## Extracted text
The Boston Red Sox began their 1990 campaign by winning three out of four games at Fenway Park against the Detroit Tigers. The Milwaukee Brewers then came to town, winning 9-5 on Friday, April 13, and losing a squeaker, 4-3, on Saturday. Sunday was an offday in advance of the traditional morning start on Patriots Day. The 11:06 A.M. start was timed to have the game end about the time Boston Marathon runners were passing through nearby Kenmore Square.
The 18-0 drubbing the Brewers gave the hometown team made for a disappointing Patriots Day for Red Sox fans. The Red Sox left for Chicago and lost 2-1 to the White Sox on April 17. Eventually they found their offense and righted their season.
Led by a pitching staff of Roger Clemens, Mike Boddicker, and Tom Bolton and five batters in the usual lineup hitting .287 or better, the Red Sox were good at producing and preventing runs. They scored 699 runs and gave up 664, yielding a Pythagorean prediction of 85 wins, three games less than their actual record.
On April 16 Mike Boddicker took the mound for the Red Sox with Teddy Higuera pitching for the visiting Brewers. The game took 3:14 to complete, a function of the offensive explosion of the Brewers.
After a scoreless first inning, the Brewers erupted for four runs in top of the second. Dave Parker doubled and scored on another double by Greg Brock. A walk to Edgar Diaz and an HBP on Dale Sveum loaded the bases. Mike Felder hit a bunt single to plate Brock and Gary Sheffield got a ground-rule double to score two more.
Boston went meekly in the bottom of the second and the Brewers resumed their hitting in the top of the third. Boddicker was removed after 2⅓ innings after giving up a single to Parker and another double to Brock. Dennis Lamp walked Greg Vaughn to load the bases and two runs scored on a single by Edgar Diaz.
A 6-0 score was looking pretty safe but the Brewers continued scoring in the top of the fourth inning. A walk to B.J. Surhoff, a double by Parker, a single by Brock, and a double by Vaughn tacked three more runs onto the lead and sent Lamp to the showers.

(Page layout parsing data)
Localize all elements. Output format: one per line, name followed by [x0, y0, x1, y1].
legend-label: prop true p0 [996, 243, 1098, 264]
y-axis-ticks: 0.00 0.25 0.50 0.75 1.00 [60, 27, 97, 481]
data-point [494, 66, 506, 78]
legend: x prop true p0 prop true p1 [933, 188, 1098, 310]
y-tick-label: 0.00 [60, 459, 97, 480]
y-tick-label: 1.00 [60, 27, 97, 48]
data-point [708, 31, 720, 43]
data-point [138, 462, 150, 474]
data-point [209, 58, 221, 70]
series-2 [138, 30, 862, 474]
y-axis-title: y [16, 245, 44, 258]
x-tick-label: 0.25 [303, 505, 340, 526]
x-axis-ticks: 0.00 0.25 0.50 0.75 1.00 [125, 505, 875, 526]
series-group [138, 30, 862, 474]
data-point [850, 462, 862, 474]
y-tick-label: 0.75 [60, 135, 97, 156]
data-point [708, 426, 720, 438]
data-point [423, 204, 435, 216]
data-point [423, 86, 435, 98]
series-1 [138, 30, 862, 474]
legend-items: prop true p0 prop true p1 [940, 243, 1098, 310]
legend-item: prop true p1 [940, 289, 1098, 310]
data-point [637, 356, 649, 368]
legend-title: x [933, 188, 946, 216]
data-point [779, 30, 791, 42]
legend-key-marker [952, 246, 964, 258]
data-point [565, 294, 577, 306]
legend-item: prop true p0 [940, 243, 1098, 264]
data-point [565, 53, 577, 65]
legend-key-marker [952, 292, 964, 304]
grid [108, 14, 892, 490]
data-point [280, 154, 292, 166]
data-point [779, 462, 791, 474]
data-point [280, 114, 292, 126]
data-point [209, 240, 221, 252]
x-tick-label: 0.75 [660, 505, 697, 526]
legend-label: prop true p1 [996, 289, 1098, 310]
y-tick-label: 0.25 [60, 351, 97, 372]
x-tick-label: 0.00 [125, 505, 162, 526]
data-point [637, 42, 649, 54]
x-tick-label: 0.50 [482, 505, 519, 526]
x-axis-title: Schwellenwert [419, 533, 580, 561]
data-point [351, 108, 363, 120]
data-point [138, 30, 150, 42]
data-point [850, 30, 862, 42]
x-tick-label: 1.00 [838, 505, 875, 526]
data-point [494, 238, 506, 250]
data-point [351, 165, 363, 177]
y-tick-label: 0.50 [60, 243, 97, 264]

## What this task involves
Answer these questions about the Red Sox text:
(a) At what time did the Patriots Day game start?
(b) Who pitched for the visiting Brewers on April 16?
(c) How many runs did the Red Sox score over the season, and how many did they give up?
The material isn't needed for what comes next.

## Task response
(a) 11:06 A.M.
(b) Teddy Higuera
(c) They scored 699 runs and gave up 664.